(Collected data entries)
-- Start --
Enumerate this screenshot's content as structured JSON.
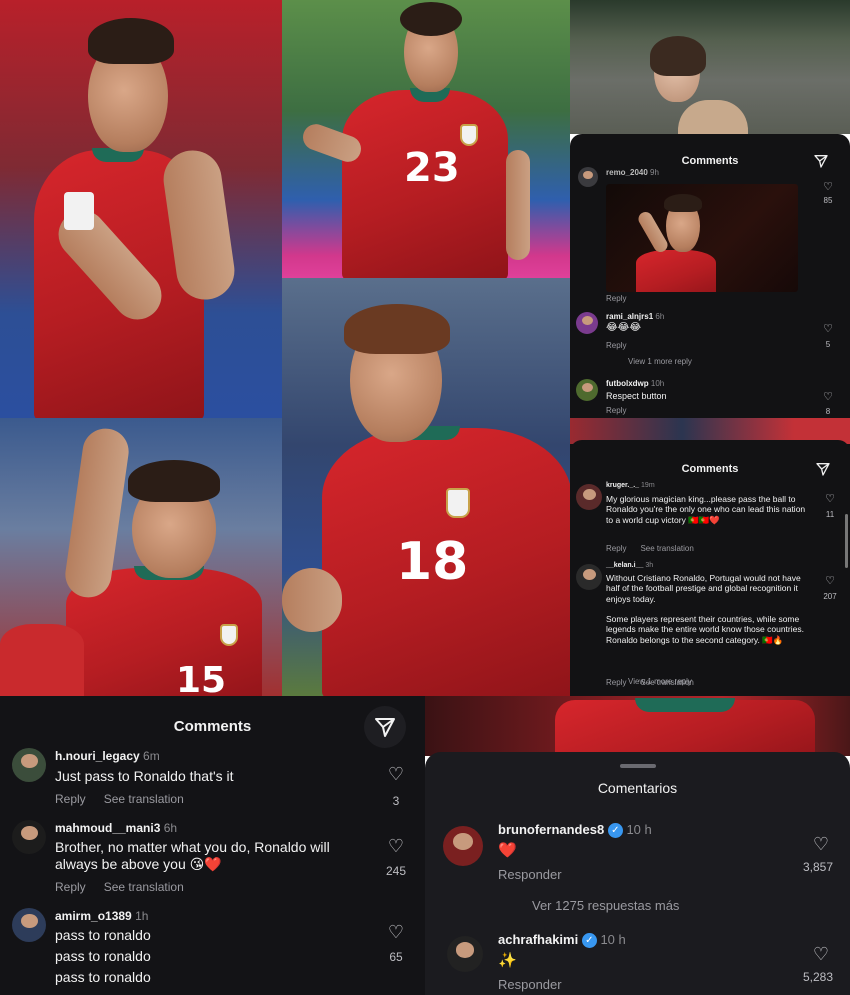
{
  "photos": {
    "p1": {
      "number": ""
    },
    "p2": {
      "number": "23"
    },
    "p4": {
      "number": "18"
    },
    "p5": {
      "number": "15"
    }
  },
  "panel_top": {
    "title": "Comments",
    "comments": [
      {
        "user": "remo_2040",
        "time": "9h",
        "text": "",
        "reply": "Reply",
        "likes": "85"
      },
      {
        "user": "rami_alnjrs1",
        "time": "6h",
        "text": "😂😂😂",
        "reply": "Reply",
        "likes": "5"
      },
      {
        "user": "futbolxdwp",
        "time": "10h",
        "text": "Respect button",
        "reply": "Reply",
        "likes": "8"
      }
    ],
    "view_more": "View 1 more reply"
  },
  "panel_mid": {
    "title": "Comments",
    "comments": [
      {
        "user": "kruger._._",
        "time": "19m",
        "text": "My glorious magician king...please pass the ball to Ronaldo you're the only one who can lead this nation to a world cup victory 🇵🇹🇵🇹❤️",
        "reply": "Reply",
        "translate": "See translation",
        "likes": "11"
      },
      {
        "user": "__kelan.i__",
        "time": "3h",
        "text": "Without Cristiano Ronaldo, Portugal would not have half of the football prestige and global recognition it enjoys today.",
        "text2": "Some players represent their countries, while some legends make the entire world know those countries. Ronaldo belongs to the second category. 🇵🇹🔥",
        "reply": "Reply",
        "translate": "See translation",
        "likes": "207"
      }
    ],
    "view_more": "View 1 more reply"
  },
  "panel_bl": {
    "title": "Comments",
    "comments": [
      {
        "user": "h.nouri_legacy",
        "time": "6m",
        "text": "Just pass  to Ronaldo that's it",
        "reply": "Reply",
        "translate": "See translation",
        "likes": "3"
      },
      {
        "user": "mahmoud__mani3",
        "time": "6h",
        "text": "Brother, no matter what you do, Ronaldo will always be above you 😘❤️",
        "reply": "Reply",
        "translate": "See translation",
        "likes": "245"
      },
      {
        "user": "amirm_o1389",
        "time": "1h",
        "lines": [
          "pass to ronaldo",
          "pass to ronaldo",
          "pass to ronaldo"
        ],
        "likes": "65"
      }
    ]
  },
  "panel_br": {
    "title": "Comentarios",
    "comments": [
      {
        "user": "brunofernandes8",
        "time": "10 h",
        "text": "❤️",
        "reply": "Responder",
        "likes": "3,857"
      },
      {
        "user": "achrafhakimi",
        "time": "10 h",
        "text": "✨",
        "reply": "Responder",
        "likes": "5,283"
      }
    ],
    "view_more": "Ver 1275 respuestas más"
  },
  "icons": [
    "send-icon",
    "heart-icon",
    "verified-icon"
  ],
  "colors": {
    "jersey_red": "#d7262c",
    "panel_bg": "#121214",
    "verified_blue": "#3897f0"
  }
}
-- End --
=== Exercise task ===
Answer with one number: how many lines in the listing hold "this".

=== Response below ===
2